# [Short exercise]
Repeat each line exactly, leaving nothing out.

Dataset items
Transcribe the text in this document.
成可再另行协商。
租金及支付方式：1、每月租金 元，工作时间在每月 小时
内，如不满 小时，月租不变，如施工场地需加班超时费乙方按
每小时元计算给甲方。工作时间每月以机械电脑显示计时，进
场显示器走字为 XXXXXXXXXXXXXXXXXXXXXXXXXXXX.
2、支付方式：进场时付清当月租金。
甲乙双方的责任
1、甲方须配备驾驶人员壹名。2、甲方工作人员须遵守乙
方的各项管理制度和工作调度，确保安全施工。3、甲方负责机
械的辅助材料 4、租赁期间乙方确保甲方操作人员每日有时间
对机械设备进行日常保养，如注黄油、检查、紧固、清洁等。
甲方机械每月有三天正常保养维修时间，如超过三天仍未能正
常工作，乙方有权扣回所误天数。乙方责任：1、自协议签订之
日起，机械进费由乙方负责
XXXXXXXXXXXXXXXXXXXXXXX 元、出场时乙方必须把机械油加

# [Task answer]
Transcribe the text in this document.
成可再另行协商。
租金及支付方式：1、每月租金 元，工作时间在每月 小时
内，如不满 小时，月租不变，如施工场地需加班超时费乙方按
每小时元计算给甲方。工作时间每月以机械电脑显示计时，进
场显示器走字为 XXXXXXXXXXXXXXXXXXXXXXXXXXXX.
2、支付方式：进场时付清当月租金。
甲乙双方的责任
1、甲方须配备驾驶人员壹名。2、甲方工作人员须遵守乙
方的各项管理制度和工作调度，确保安全施工。3、甲方负责机
械的辅助材料 4、租赁期间乙方确保甲方操作人员每日有时间
对机械设备进行日常保养，如注黄油、检查、紧固、清洁等。
甲方机械每月有三天正常保养维修时间，如超过三天仍未能正
常工作，乙方有权扣回所误天数。乙方责任：1、自协议签订之
日起，机械进费由乙方负责
XXXXXXXXXXXXXXXXXXXXXXX 元、出场时乙方必须把机械油加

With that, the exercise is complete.